=== Data for processing ===
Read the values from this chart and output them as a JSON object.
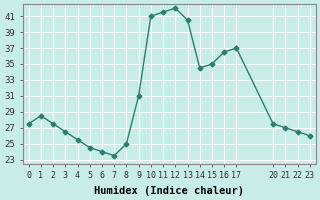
{
  "x": [
    0,
    1,
    2,
    3,
    4,
    5,
    6,
    7,
    8,
    9,
    10,
    11,
    12,
    13,
    14,
    15,
    16,
    17,
    20,
    21,
    22,
    23
  ],
  "y": [
    27.5,
    28.5,
    27.5,
    26.5,
    25.5,
    24.5,
    24.0,
    23.5,
    25.0,
    31.0,
    41.0,
    41.5,
    42.0,
    40.5,
    34.5,
    35.0,
    36.5,
    37.0,
    27.5,
    27.0,
    26.5,
    26.0
  ],
  "line_color": "#2e7d6e",
  "marker_color": "#2e7d6e",
  "bg_color": "#c8ece8",
  "grid_color": "#ffffff",
  "xlabel": "Humidex (Indice chaleur)",
  "ylim_low": 22.5,
  "ylim_high": 42.5,
  "xlim_low": -0.5,
  "xlim_high": 23.5,
  "yticks": [
    23,
    25,
    27,
    29,
    31,
    33,
    35,
    37,
    39,
    41
  ],
  "xtick_positions": [
    0,
    1,
    2,
    3,
    4,
    5,
    6,
    7,
    8,
    9,
    10,
    11,
    12,
    13,
    14,
    15,
    16,
    17,
    20,
    21,
    22,
    23
  ],
  "xtick_labels": [
    "0",
    "1",
    "2",
    "3",
    "4",
    "5",
    "6",
    "7",
    "8",
    "9",
    "10",
    "11",
    "12",
    "13",
    "14",
    "15",
    "16",
    "17",
    "20",
    "21",
    "22",
    "23"
  ]
}
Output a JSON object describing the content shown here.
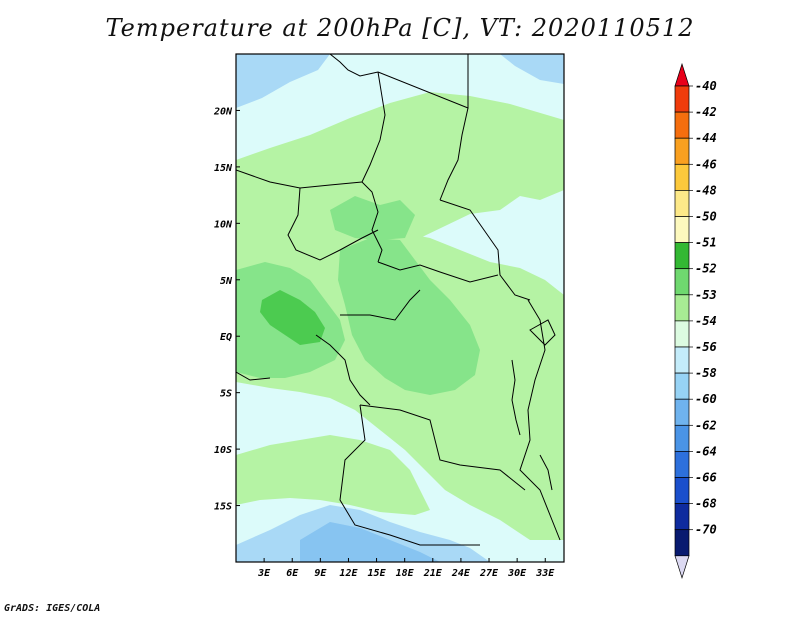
{
  "title": "Temperature at 200hPa [C], VT: 2020110512",
  "footer_credit": "GrADS: IGES/COLA",
  "map": {
    "lon_range": [
      0,
      35
    ],
    "lat_range": [
      -20,
      25
    ],
    "x_ticks": [
      "3E",
      "6E",
      "9E",
      "12E",
      "15E",
      "18E",
      "21E",
      "24E",
      "27E",
      "30E",
      "33E"
    ],
    "x_tick_values": [
      3,
      6,
      9,
      12,
      15,
      18,
      21,
      24,
      27,
      30,
      33
    ],
    "y_ticks": [
      "20N",
      "15N",
      "10N",
      "5N",
      "EQ",
      "5S",
      "10S",
      "15S"
    ],
    "y_tick_values": [
      20,
      15,
      10,
      5,
      0,
      -5,
      -10,
      -15
    ]
  },
  "colorbar": {
    "labels": [
      "-40",
      "-42",
      "-44",
      "-46",
      "-48",
      "-50",
      "-51",
      "-52",
      "-53",
      "-54",
      "-56",
      "-58",
      "-60",
      "-62",
      "-64",
      "-66",
      "-68",
      "-70"
    ],
    "colors": [
      "#e8001a",
      "#f03c0c",
      "#f56e0e",
      "#f9a020",
      "#fcc93c",
      "#fde989",
      "#fdf9be",
      "#33b833",
      "#6fd86f",
      "#a8ec94",
      "#dcfbe1",
      "#c4ecfa",
      "#97d3f5",
      "#6fb3ee",
      "#4a94e6",
      "#2d70dc",
      "#1a4fcc",
      "#0e2b9e",
      "#081a70",
      "#dcd9f2"
    ]
  },
  "colors": {
    "lt_cyan": "#dcfbfa",
    "lt_green": "#b5f3a4",
    "mid_green": "#86e48a",
    "dk_green": "#4ccb50",
    "lt_blue": "#a9d9f6",
    "mid_blue": "#87c4f1",
    "border": "#000000"
  }
}
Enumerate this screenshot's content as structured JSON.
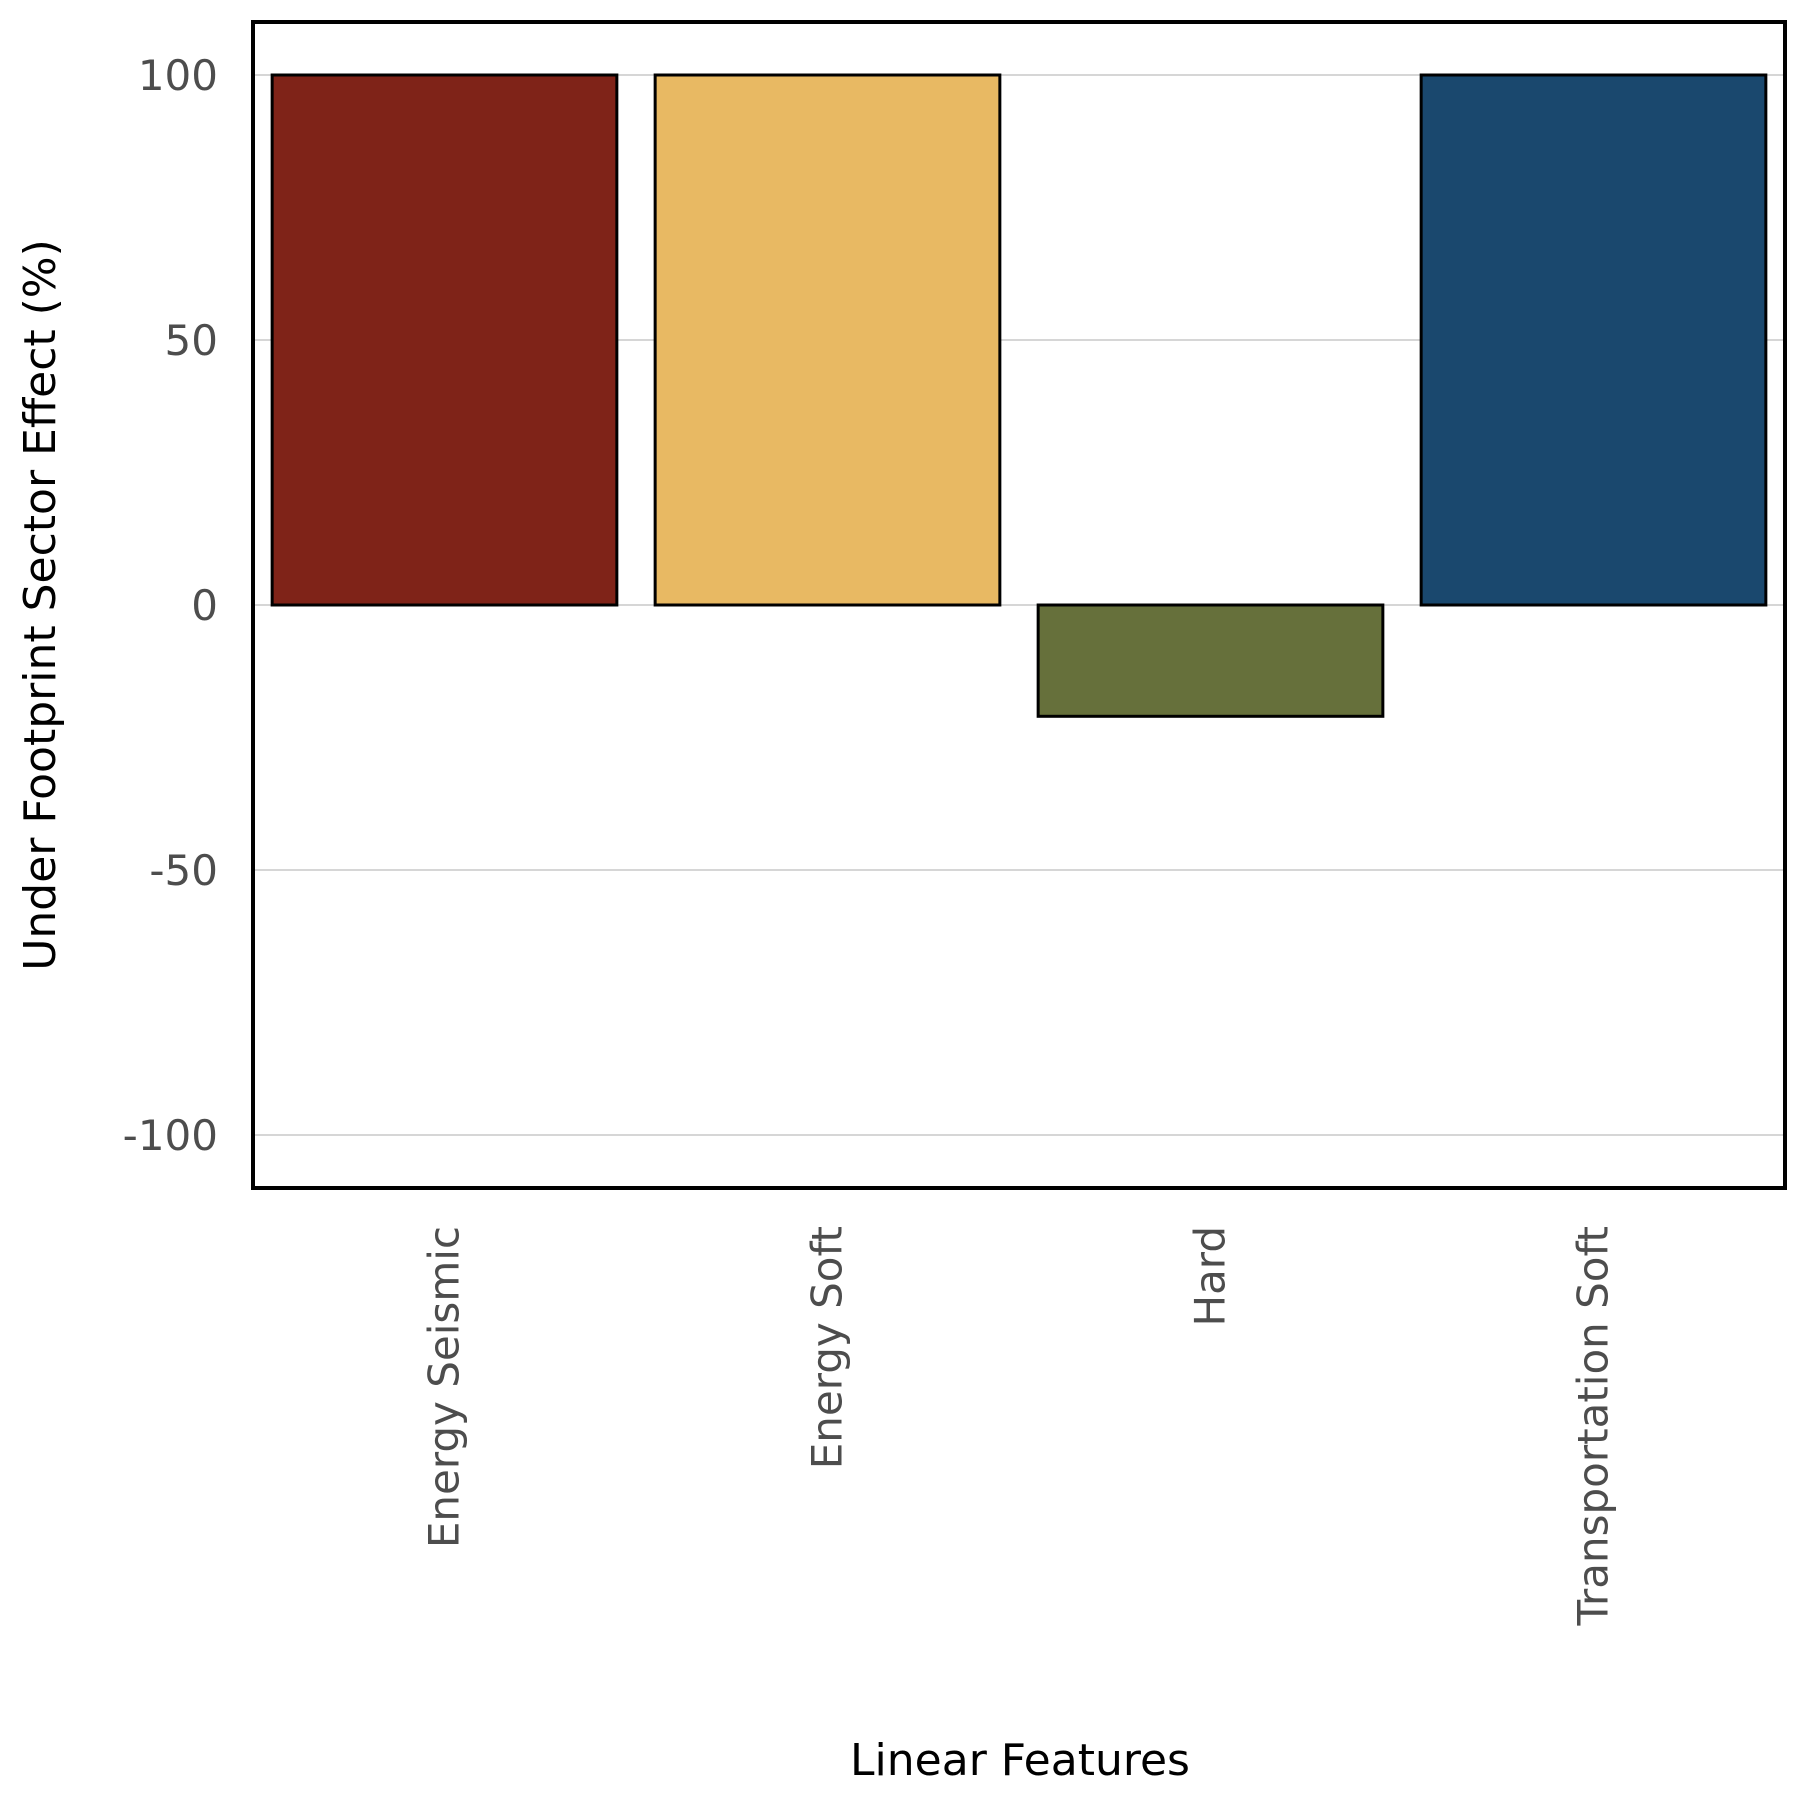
{
  "chart_data": {
    "type": "bar",
    "categories": [
      "Energy Seismic",
      "Energy Soft",
      "Hard",
      "Transportation Soft"
    ],
    "values": [
      100,
      100,
      -21,
      100
    ],
    "colors": [
      "#7f2318",
      "#e8b963",
      "#66703b",
      "#1a486e"
    ],
    "title": "",
    "xlabel": "Linear Features",
    "ylabel": "Under Footprint Sector Effect (%)",
    "ylim": [
      -110,
      110
    ],
    "yticks": [
      100,
      50,
      0,
      -50,
      -100
    ],
    "ytick_labels": [
      "100",
      "50",
      "0",
      "-50",
      "-100"
    ],
    "grid": "horizontal",
    "legend": "none"
  }
}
===
Report the number of lines above containing the word "this", with no other text.

2